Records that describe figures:
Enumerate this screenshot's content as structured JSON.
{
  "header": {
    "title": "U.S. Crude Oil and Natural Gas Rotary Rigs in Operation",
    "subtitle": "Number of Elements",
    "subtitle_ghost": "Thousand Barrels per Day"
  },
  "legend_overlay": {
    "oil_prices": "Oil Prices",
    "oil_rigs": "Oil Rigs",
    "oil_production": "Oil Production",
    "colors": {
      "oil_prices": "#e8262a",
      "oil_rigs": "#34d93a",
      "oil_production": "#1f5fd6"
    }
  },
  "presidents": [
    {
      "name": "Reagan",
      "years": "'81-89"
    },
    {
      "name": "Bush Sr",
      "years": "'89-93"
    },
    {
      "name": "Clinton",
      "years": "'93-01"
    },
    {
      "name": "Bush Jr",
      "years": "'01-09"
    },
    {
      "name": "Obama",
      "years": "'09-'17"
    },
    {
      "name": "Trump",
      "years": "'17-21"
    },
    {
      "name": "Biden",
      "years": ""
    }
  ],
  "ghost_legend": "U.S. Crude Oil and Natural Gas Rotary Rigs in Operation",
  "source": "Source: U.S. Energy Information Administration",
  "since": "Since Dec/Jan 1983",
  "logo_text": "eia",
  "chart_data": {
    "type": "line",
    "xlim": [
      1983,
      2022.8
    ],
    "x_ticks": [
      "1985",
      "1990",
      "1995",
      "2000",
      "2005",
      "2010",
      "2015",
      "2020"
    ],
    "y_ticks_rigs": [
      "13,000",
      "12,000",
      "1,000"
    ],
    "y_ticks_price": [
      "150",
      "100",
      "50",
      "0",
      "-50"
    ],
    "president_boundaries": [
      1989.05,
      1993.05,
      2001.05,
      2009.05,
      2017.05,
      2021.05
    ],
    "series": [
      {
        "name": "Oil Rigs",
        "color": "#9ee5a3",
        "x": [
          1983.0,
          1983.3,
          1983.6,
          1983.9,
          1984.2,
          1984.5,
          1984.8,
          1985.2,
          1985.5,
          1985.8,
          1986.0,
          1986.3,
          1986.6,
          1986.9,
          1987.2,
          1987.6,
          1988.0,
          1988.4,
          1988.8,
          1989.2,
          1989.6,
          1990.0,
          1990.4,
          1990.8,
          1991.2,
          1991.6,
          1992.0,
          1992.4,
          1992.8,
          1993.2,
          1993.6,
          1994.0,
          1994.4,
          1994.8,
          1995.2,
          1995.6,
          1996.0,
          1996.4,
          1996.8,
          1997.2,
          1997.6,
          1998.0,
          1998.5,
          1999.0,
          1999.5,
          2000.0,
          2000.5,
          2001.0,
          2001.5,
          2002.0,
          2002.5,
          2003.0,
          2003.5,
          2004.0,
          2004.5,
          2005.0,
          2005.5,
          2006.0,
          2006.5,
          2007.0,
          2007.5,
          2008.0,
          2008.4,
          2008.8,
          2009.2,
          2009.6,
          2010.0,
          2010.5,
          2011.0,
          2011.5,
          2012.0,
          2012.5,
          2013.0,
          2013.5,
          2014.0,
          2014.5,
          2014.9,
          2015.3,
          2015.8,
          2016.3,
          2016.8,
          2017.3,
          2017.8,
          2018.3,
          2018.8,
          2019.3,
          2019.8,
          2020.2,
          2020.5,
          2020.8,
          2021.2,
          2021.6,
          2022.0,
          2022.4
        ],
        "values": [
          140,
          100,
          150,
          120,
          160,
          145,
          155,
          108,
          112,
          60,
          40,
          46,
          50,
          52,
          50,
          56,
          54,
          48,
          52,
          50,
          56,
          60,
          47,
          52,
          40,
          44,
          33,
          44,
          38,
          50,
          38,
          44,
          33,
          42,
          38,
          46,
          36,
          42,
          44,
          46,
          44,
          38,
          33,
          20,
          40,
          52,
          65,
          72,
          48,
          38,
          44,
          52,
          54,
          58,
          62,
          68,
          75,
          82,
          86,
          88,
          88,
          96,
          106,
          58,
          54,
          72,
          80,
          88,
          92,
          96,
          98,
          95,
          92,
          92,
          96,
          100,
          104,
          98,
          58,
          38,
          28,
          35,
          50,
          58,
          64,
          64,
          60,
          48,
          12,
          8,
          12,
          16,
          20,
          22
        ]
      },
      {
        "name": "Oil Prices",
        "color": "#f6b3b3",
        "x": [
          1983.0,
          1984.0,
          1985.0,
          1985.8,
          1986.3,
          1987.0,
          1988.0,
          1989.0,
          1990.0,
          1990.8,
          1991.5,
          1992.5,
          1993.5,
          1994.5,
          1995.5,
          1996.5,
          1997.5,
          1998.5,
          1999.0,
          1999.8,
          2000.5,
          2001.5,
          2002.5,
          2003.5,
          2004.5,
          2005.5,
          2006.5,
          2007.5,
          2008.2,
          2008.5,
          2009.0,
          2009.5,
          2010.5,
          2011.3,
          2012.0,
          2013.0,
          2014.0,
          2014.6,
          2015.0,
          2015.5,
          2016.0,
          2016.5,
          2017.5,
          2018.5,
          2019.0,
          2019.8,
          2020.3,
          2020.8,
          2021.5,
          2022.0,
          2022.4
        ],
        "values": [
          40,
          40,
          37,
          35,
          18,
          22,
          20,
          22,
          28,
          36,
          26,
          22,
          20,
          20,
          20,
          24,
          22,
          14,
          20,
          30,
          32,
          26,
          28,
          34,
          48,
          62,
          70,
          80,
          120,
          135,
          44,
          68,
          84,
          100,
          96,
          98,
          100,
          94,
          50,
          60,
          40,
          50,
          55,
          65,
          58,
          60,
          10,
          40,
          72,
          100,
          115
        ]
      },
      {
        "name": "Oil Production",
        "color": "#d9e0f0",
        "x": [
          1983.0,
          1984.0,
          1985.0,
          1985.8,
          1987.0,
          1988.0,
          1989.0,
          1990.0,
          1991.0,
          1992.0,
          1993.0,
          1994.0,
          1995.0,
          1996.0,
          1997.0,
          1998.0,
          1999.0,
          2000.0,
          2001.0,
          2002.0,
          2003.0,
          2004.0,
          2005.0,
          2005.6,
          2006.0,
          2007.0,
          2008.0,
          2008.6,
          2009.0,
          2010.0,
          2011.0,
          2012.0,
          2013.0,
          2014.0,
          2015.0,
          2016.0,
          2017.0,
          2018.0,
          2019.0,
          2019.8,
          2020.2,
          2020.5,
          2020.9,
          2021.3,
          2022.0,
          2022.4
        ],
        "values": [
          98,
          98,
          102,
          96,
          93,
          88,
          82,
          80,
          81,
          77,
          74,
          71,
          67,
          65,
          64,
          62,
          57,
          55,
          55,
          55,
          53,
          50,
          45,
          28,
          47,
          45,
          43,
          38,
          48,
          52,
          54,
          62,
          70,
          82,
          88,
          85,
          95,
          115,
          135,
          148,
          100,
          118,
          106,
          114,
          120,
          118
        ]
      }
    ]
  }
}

### Set task:
Each record above should be repeated exactly as it appears.

### Solution to this exercise:
Enumerate this screenshot's content as structured JSON.
{
  "header": {
    "title": "U.S. Crude Oil and Natural Gas Rotary Rigs in Operation",
    "subtitle": "Number of Elements",
    "subtitle_ghost": "Thousand Barrels per Day"
  },
  "legend_overlay": {
    "oil_prices": "Oil Prices",
    "oil_rigs": "Oil Rigs",
    "oil_production": "Oil Production",
    "colors": {
      "oil_prices": "#e8262a",
      "oil_rigs": "#34d93a",
      "oil_production": "#1f5fd6"
    }
  },
  "presidents": [
    {
      "name": "Reagan",
      "years": "'81-89"
    },
    {
      "name": "Bush Sr",
      "years": "'89-93"
    },
    {
      "name": "Clinton",
      "years": "'93-01"
    },
    {
      "name": "Bush Jr",
      "years": "'01-09"
    },
    {
      "name": "Obama",
      "years": "'09-'17"
    },
    {
      "name": "Trump",
      "years": "'17-21"
    },
    {
      "name": "Biden",
      "years": ""
    }
  ],
  "ghost_legend": "U.S. Crude Oil and Natural Gas Rotary Rigs in Operation",
  "source": "Source: U.S. Energy Information Administration",
  "since": "Since Dec/Jan 1983",
  "logo_text": "eia",
  "chart_data": {
    "type": "line",
    "xlim": [
      1983,
      2022.8
    ],
    "x_ticks": [
      "1985",
      "1990",
      "1995",
      "2000",
      "2005",
      "2010",
      "2015",
      "2020"
    ],
    "y_ticks_rigs": [
      "13,000",
      "12,000",
      "1,000"
    ],
    "y_ticks_price": [
      "150",
      "100",
      "50",
      "0",
      "-50"
    ],
    "president_boundaries": [
      1989.05,
      1993.05,
      2001.05,
      2009.05,
      2017.05,
      2021.05
    ],
    "series": [
      {
        "name": "Oil Rigs",
        "color": "#9ee5a3",
        "x": [
          1983.0,
          1983.3,
          1983.6,
          1983.9,
          1984.2,
          1984.5,
          1984.8,
          1985.2,
          1985.5,
          1985.8,
          1986.0,
          1986.3,
          1986.6,
          1986.9,
          1987.2,
          1987.6,
          1988.0,
          1988.4,
          1988.8,
          1989.2,
          1989.6,
          1990.0,
          1990.4,
          1990.8,
          1991.2,
          1991.6,
          1992.0,
          1992.4,
          1992.8,
          1993.2,
          1993.6,
          1994.0,
          1994.4,
          1994.8,
          1995.2,
          1995.6,
          1996.0,
          1996.4,
          1996.8,
          1997.2,
          1997.6,
          1998.0,
          1998.5,
          1999.0,
          1999.5,
          2000.0,
          2000.5,
          2001.0,
          2001.5,
          2002.0,
          2002.5,
          2003.0,
          2003.5,
          2004.0,
          2004.5,
          2005.0,
          2005.5,
          2006.0,
          2006.5,
          2007.0,
          2007.5,
          2008.0,
          2008.4,
          2008.8,
          2009.2,
          2009.6,
          2010.0,
          2010.5,
          2011.0,
          2011.5,
          2012.0,
          2012.5,
          2013.0,
          2013.5,
          2014.0,
          2014.5,
          2014.9,
          2015.3,
          2015.8,
          2016.3,
          2016.8,
          2017.3,
          2017.8,
          2018.3,
          2018.8,
          2019.3,
          2019.8,
          2020.2,
          2020.5,
          2020.8,
          2021.2,
          2021.6,
          2022.0,
          2022.4
        ],
        "values": [
          140,
          100,
          150,
          120,
          160,
          145,
          155,
          108,
          112,
          60,
          40,
          46,
          50,
          52,
          50,
          56,
          54,
          48,
          52,
          50,
          56,
          60,
          47,
          52,
          40,
          44,
          33,
          44,
          38,
          50,
          38,
          44,
          33,
          42,
          38,
          46,
          36,
          42,
          44,
          46,
          44,
          38,
          33,
          20,
          40,
          52,
          65,
          72,
          48,
          38,
          44,
          52,
          54,
          58,
          62,
          68,
          75,
          82,
          86,
          88,
          88,
          96,
          106,
          58,
          54,
          72,
          80,
          88,
          92,
          96,
          98,
          95,
          92,
          92,
          96,
          100,
          104,
          98,
          58,
          38,
          28,
          35,
          50,
          58,
          64,
          64,
          60,
          48,
          12,
          8,
          12,
          16,
          20,
          22
        ]
      },
      {
        "name": "Oil Prices",
        "color": "#f6b3b3",
        "x": [
          1983.0,
          1984.0,
          1985.0,
          1985.8,
          1986.3,
          1987.0,
          1988.0,
          1989.0,
          1990.0,
          1990.8,
          1991.5,
          1992.5,
          1993.5,
          1994.5,
          1995.5,
          1996.5,
          1997.5,
          1998.5,
          1999.0,
          1999.8,
          2000.5,
          2001.5,
          2002.5,
          2003.5,
          2004.5,
          2005.5,
          2006.5,
          2007.5,
          2008.2,
          2008.5,
          2009.0,
          2009.5,
          2010.5,
          2011.3,
          2012.0,
          2013.0,
          2014.0,
          2014.6,
          2015.0,
          2015.5,
          2016.0,
          2016.5,
          2017.5,
          2018.5,
          2019.0,
          2019.8,
          2020.3,
          2020.8,
          2021.5,
          2022.0,
          2022.4
        ],
        "values": [
          40,
          40,
          37,
          35,
          18,
          22,
          20,
          22,
          28,
          36,
          26,
          22,
          20,
          20,
          20,
          24,
          22,
          14,
          20,
          30,
          32,
          26,
          28,
          34,
          48,
          62,
          70,
          80,
          120,
          135,
          44,
          68,
          84,
          100,
          96,
          98,
          100,
          94,
          50,
          60,
          40,
          50,
          55,
          65,
          58,
          60,
          10,
          40,
          72,
          100,
          115
        ]
      },
      {
        "name": "Oil Production",
        "color": "#d9e0f0",
        "x": [
          1983.0,
          1984.0,
          1985.0,
          1985.8,
          1987.0,
          1988.0,
          1989.0,
          1990.0,
          1991.0,
          1992.0,
          1993.0,
          1994.0,
          1995.0,
          1996.0,
          1997.0,
          1998.0,
          1999.0,
          2000.0,
          2001.0,
          2002.0,
          2003.0,
          2004.0,
          2005.0,
          2005.6,
          2006.0,
          2007.0,
          2008.0,
          2008.6,
          2009.0,
          2010.0,
          2011.0,
          2012.0,
          2013.0,
          2014.0,
          2015.0,
          2016.0,
          2017.0,
          2018.0,
          2019.0,
          2019.8,
          2020.2,
          2020.5,
          2020.9,
          2021.3,
          2022.0,
          2022.4
        ],
        "values": [
          98,
          98,
          102,
          96,
          93,
          88,
          82,
          80,
          81,
          77,
          74,
          71,
          67,
          65,
          64,
          62,
          57,
          55,
          55,
          55,
          53,
          50,
          45,
          28,
          47,
          45,
          43,
          38,
          48,
          52,
          54,
          62,
          70,
          82,
          88,
          85,
          95,
          115,
          135,
          148,
          100,
          118,
          106,
          114,
          120,
          118
        ]
      }
    ]
  }
}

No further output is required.